Exercise description:
Set down the data below without change, skipping the pictures it holds.

Given data:
######
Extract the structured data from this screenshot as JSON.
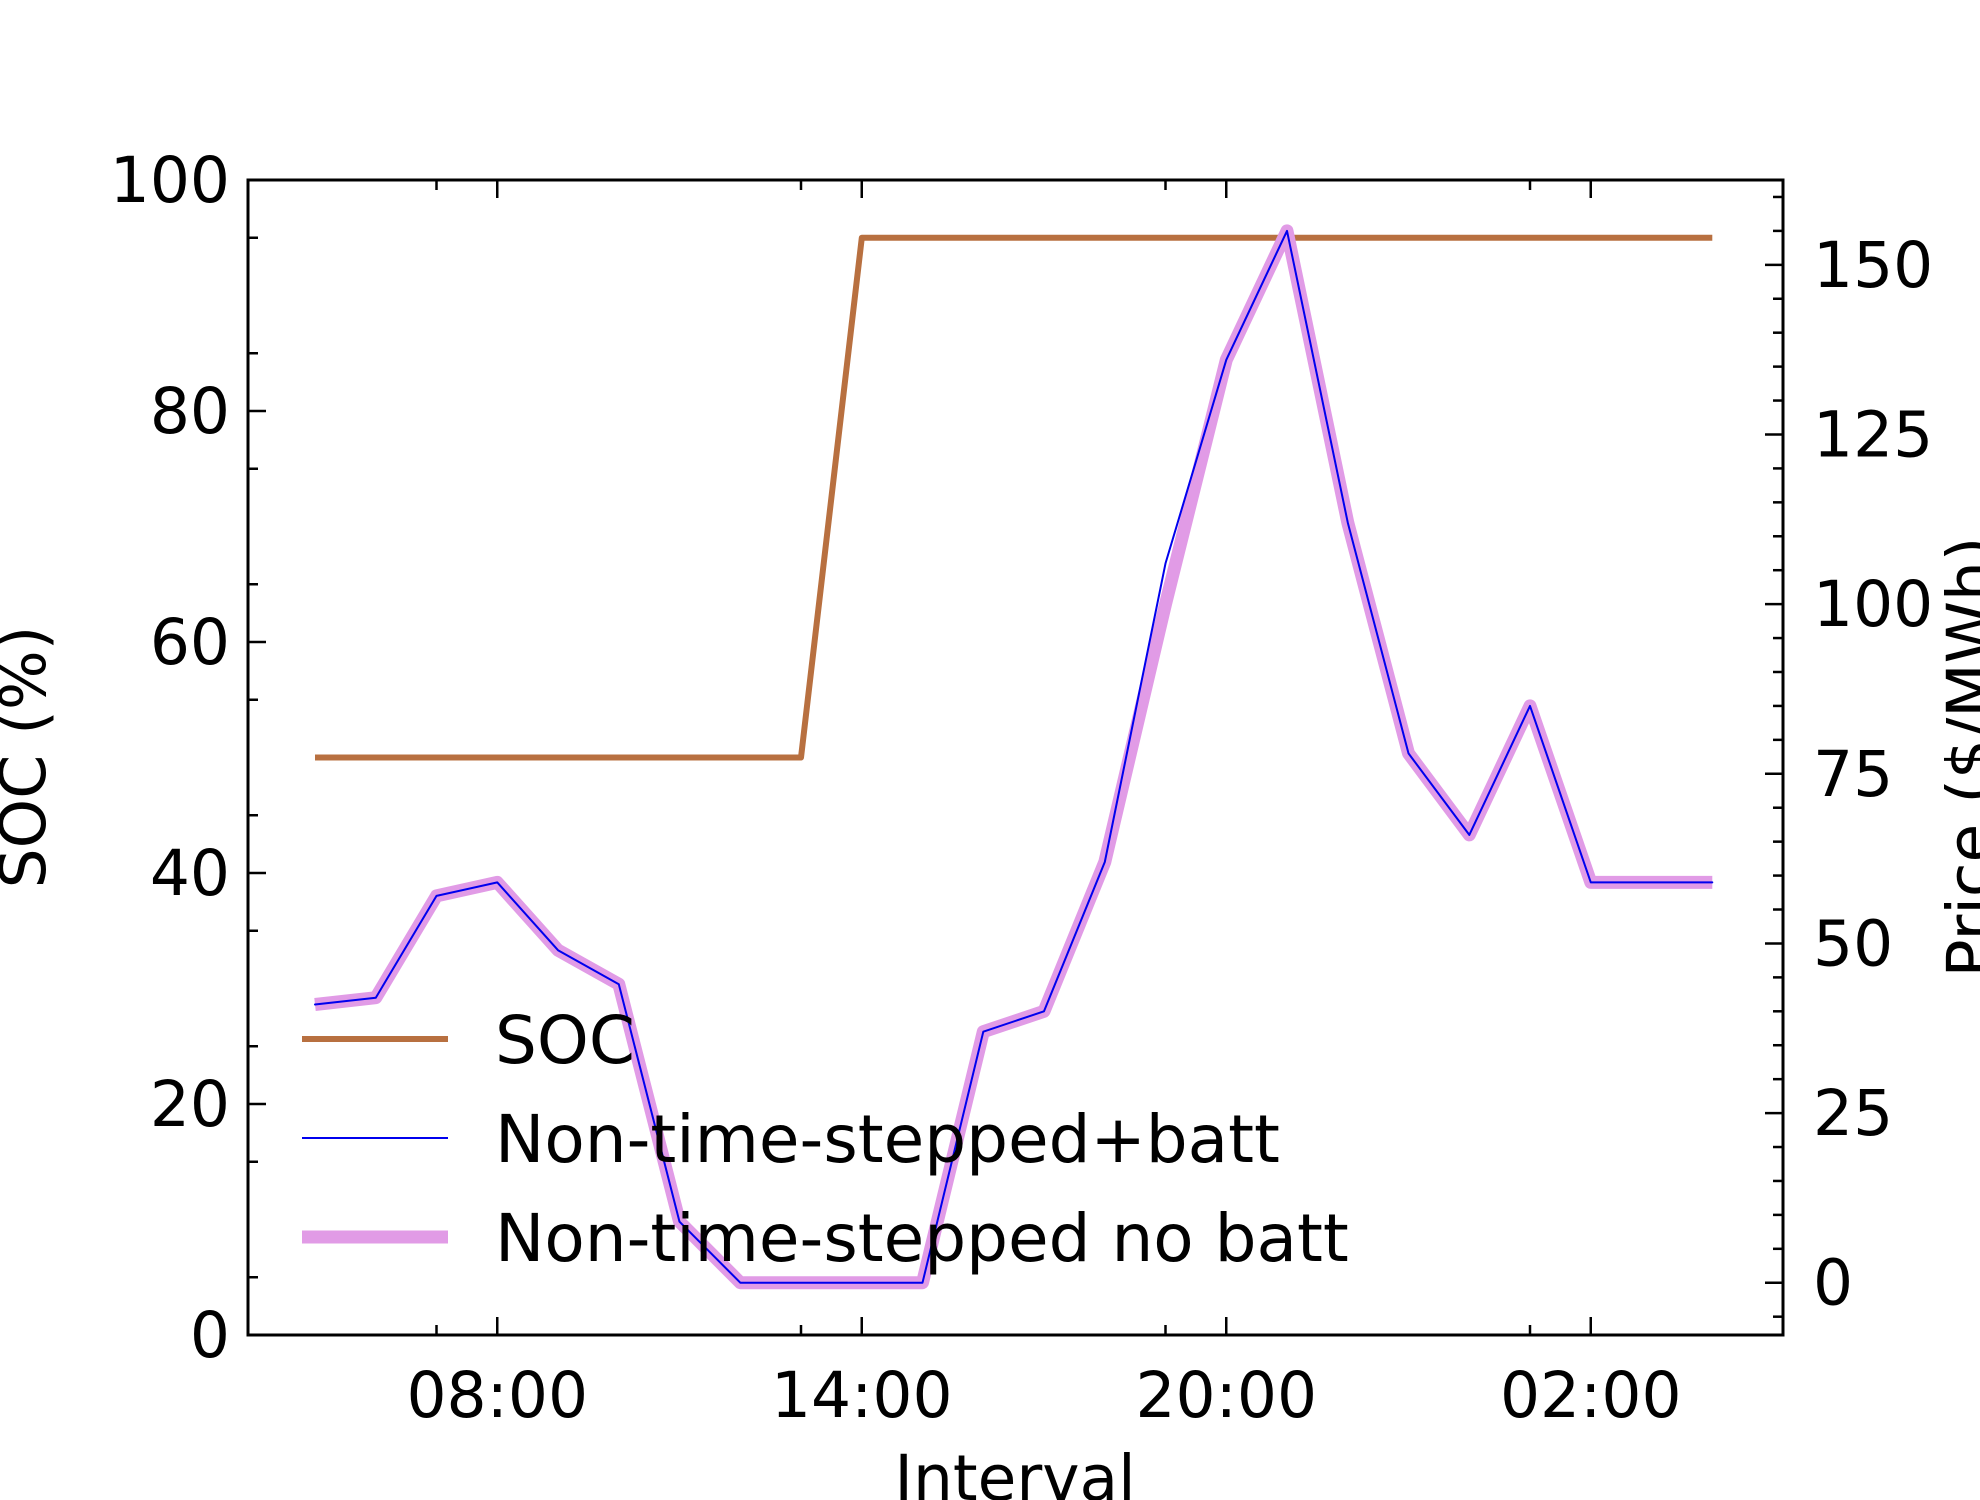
{
  "chart_data": {
    "type": "line",
    "xlabel": "Interval",
    "ylabel_left": "SOC (%)",
    "ylabel_right": "Price ($/MWh)",
    "x_ticks": [
      "08:00",
      "14:00",
      "20:00",
      "02:00"
    ],
    "ylim_left": [
      0,
      100
    ],
    "y_ticks_left": [
      "0",
      "20",
      "40",
      "60",
      "80",
      "100"
    ],
    "ylim_right": [
      -7.7,
      162.5
    ],
    "y_ticks_right": [
      "0",
      "25",
      "50",
      "75",
      "100",
      "125",
      "150"
    ],
    "x": [
      "05:00",
      "06:00",
      "07:00",
      "08:00",
      "09:00",
      "10:00",
      "11:00",
      "12:00",
      "13:00",
      "14:00",
      "15:00",
      "16:00",
      "17:00",
      "18:00",
      "19:00",
      "20:00",
      "21:00",
      "22:00",
      "23:00",
      "00:00",
      "01:00",
      "02:00",
      "03:00",
      "04:00"
    ],
    "legend_position": "lower-left",
    "grid": false,
    "series": [
      {
        "name": "SOC",
        "axis": "left",
        "color": "#b87040",
        "values": [
          50,
          50,
          50,
          50,
          50,
          50,
          50,
          50,
          50,
          95,
          95,
          95,
          95,
          95,
          95,
          95,
          95,
          95,
          95,
          95,
          95,
          95,
          95,
          95
        ]
      },
      {
        "name": "Non-time-stepped+batt",
        "axis": "right",
        "color": "#0000ee",
        "values": [
          41,
          42,
          57,
          59,
          49,
          44,
          9,
          0,
          0,
          0,
          0,
          37,
          40,
          62,
          106,
          136,
          155,
          112,
          78,
          66,
          85,
          59,
          59,
          59
        ]
      },
      {
        "name": "Non-time-stepped no batt",
        "axis": "right",
        "color": "#e19be6",
        "values": [
          41,
          42,
          57,
          59,
          49,
          44,
          9,
          0,
          0,
          0,
          0,
          37,
          40,
          62,
          100,
          136,
          155,
          112,
          78,
          66,
          85,
          59,
          59,
          59
        ]
      }
    ]
  }
}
######
Answer to this task:
Extract the structured data from this screenshot as JSON.
{
  "chart_data": {
    "type": "line",
    "xlabel": "Interval",
    "ylabel_left": "SOC (%)",
    "ylabel_right": "Price ($/MWh)",
    "x_ticks": [
      "08:00",
      "14:00",
      "20:00",
      "02:00"
    ],
    "ylim_left": [
      0,
      100
    ],
    "y_ticks_left": [
      "0",
      "20",
      "40",
      "60",
      "80",
      "100"
    ],
    "ylim_right": [
      -7.7,
      162.5
    ],
    "y_ticks_right": [
      "0",
      "25",
      "50",
      "75",
      "100",
      "125",
      "150"
    ],
    "x": [
      "05:00",
      "06:00",
      "07:00",
      "08:00",
      "09:00",
      "10:00",
      "11:00",
      "12:00",
      "13:00",
      "14:00",
      "15:00",
      "16:00",
      "17:00",
      "18:00",
      "19:00",
      "20:00",
      "21:00",
      "22:00",
      "23:00",
      "00:00",
      "01:00",
      "02:00",
      "03:00",
      "04:00"
    ],
    "legend_position": "lower-left",
    "grid": false,
    "series": [
      {
        "name": "SOC",
        "axis": "left",
        "color": "#b87040",
        "values": [
          50,
          50,
          50,
          50,
          50,
          50,
          50,
          50,
          50,
          95,
          95,
          95,
          95,
          95,
          95,
          95,
          95,
          95,
          95,
          95,
          95,
          95,
          95,
          95
        ]
      },
      {
        "name": "Non-time-stepped+batt",
        "axis": "right",
        "color": "#0000ee",
        "values": [
          41,
          42,
          57,
          59,
          49,
          44,
          9,
          0,
          0,
          0,
          0,
          37,
          40,
          62,
          106,
          136,
          155,
          112,
          78,
          66,
          85,
          59,
          59,
          59
        ]
      },
      {
        "name": "Non-time-stepped no batt",
        "axis": "right",
        "color": "#e19be6",
        "values": [
          41,
          42,
          57,
          59,
          49,
          44,
          9,
          0,
          0,
          0,
          0,
          37,
          40,
          62,
          100,
          136,
          155,
          112,
          78,
          66,
          85,
          59,
          59,
          59
        ]
      }
    ]
  }
}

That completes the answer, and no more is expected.